> _What you need to do_
Pictures are not part of the copy; repeat everything else in the records exactly.

Dataset items:
++++++++

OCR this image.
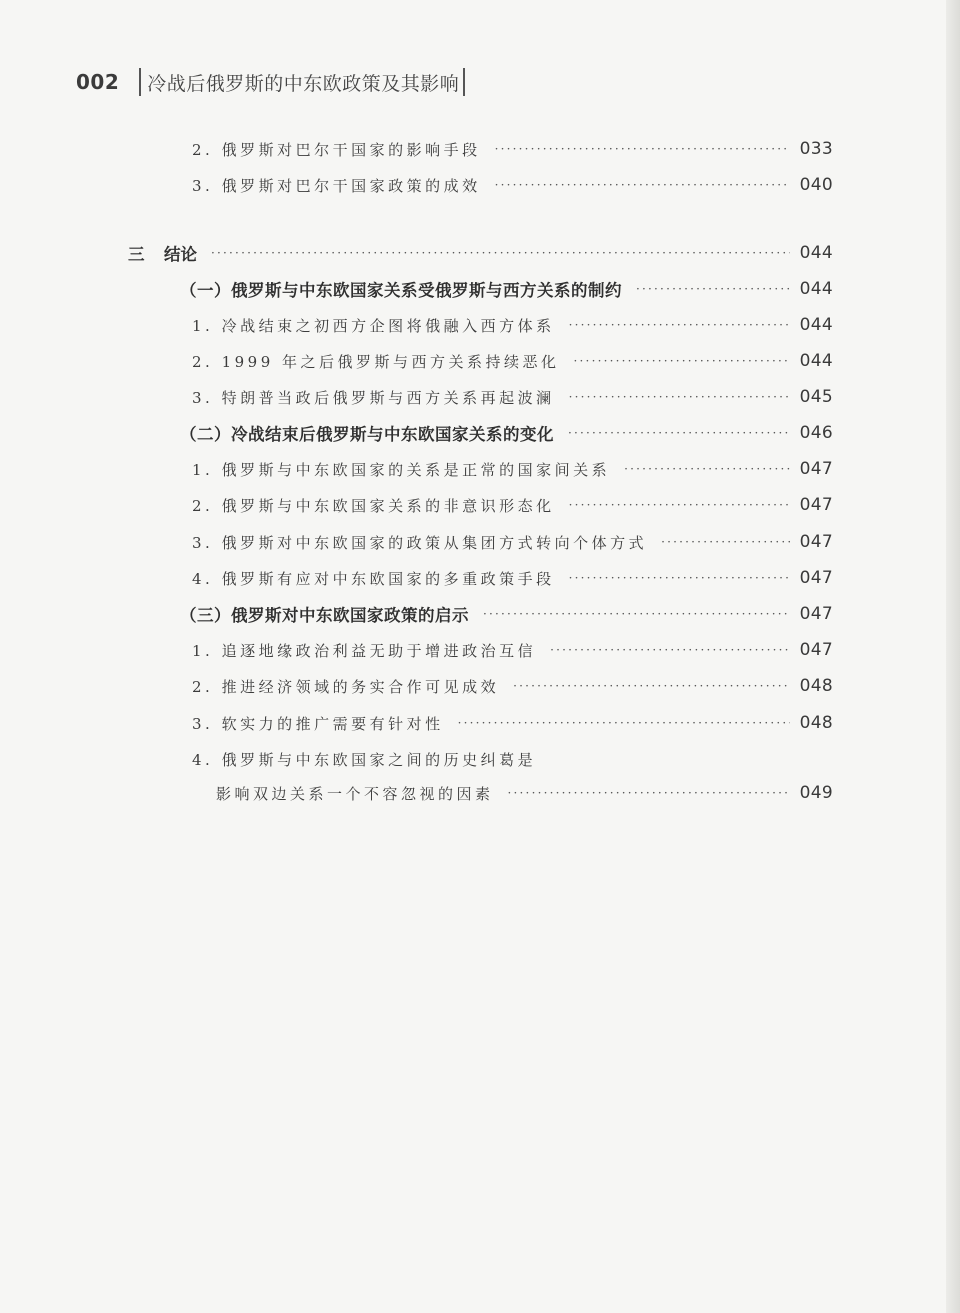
002 冷战后俄罗斯的中东欧政策及其影响
2. 俄罗斯对巴尔干国家的影响手段 ·····	033
3. 俄罗斯对巴尔干国家政策的成效 ·····	040
三 结论 ·····	044
（一）俄罗斯与中东欧国家关系受俄罗斯与西方关系的制约 ·····	044
1. 冷战结束之初西方企图将俄融入西方体系 ·····	044
2. 1999 年之后俄罗斯与西方关系持续恶化 ·····	044
3. 特朗普当政后俄罗斯与西方关系再起波澜 ·····	045
（二）冷战结束后俄罗斯与中东欧国家关系的变化 ·····	046
1. 俄罗斯与中东欧国家的关系是正常的国家间关系 ·····	047
2. 俄罗斯与中东欧国家关系的非意识形态化 ·····	047
3. 俄罗斯对中东欧国家的政策从集团方式转向个体方式 ·····	047
4. 俄罗斯有应对中东欧国家的多重政策手段 ·····	047
（三）俄罗斯对中东欧国家政策的启示 ·····	047
1. 追逐地缘政治利益无助于增进政治互信 ·····	047
2. 推进经济领域的务实合作可见成效 ·····	048
3. 软实力的推广需要有针对性 ·····	048
4. 俄罗斯与中东欧国家之间的历史纠葛是
影响双边关系一个不容忽视的因素 ·····	049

++++++++

> _Task answer_
OCR this image.
002 冷战后俄罗斯的中东欧政策及其影响
2. 俄罗斯对巴尔干国家的影响手段 ·····	033
3. 俄罗斯对巴尔干国家政策的成效 ·····	040
三 结论 ·····	044
（一）俄罗斯与中东欧国家关系受俄罗斯与西方关系的制约 ·····	044
1. 冷战结束之初西方企图将俄融入西方体系 ·····	044
2. 1999 年之后俄罗斯与西方关系持续恶化 ·····	044
3. 特朗普当政后俄罗斯与西方关系再起波澜 ·····	045
（二）冷战结束后俄罗斯与中东欧国家关系的变化 ·····	046
1. 俄罗斯与中东欧国家的关系是正常的国家间关系 ·····	047
2. 俄罗斯与中东欧国家关系的非意识形态化 ·····	047
3. 俄罗斯对中东欧国家的政策从集团方式转向个体方式 ·····	047
4. 俄罗斯有应对中东欧国家的多重政策手段 ·····	047
（三）俄罗斯对中东欧国家政策的启示 ·····	047
1. 追逐地缘政治利益无助于增进政治互信 ·····	047
2. 推进经济领域的务实合作可见成效 ·····	048
3. 软实力的推广需要有针对性 ·····	048
4. 俄罗斯与中东欧国家之间的历史纠葛是
影响双边关系一个不容忽视的因素 ·····	049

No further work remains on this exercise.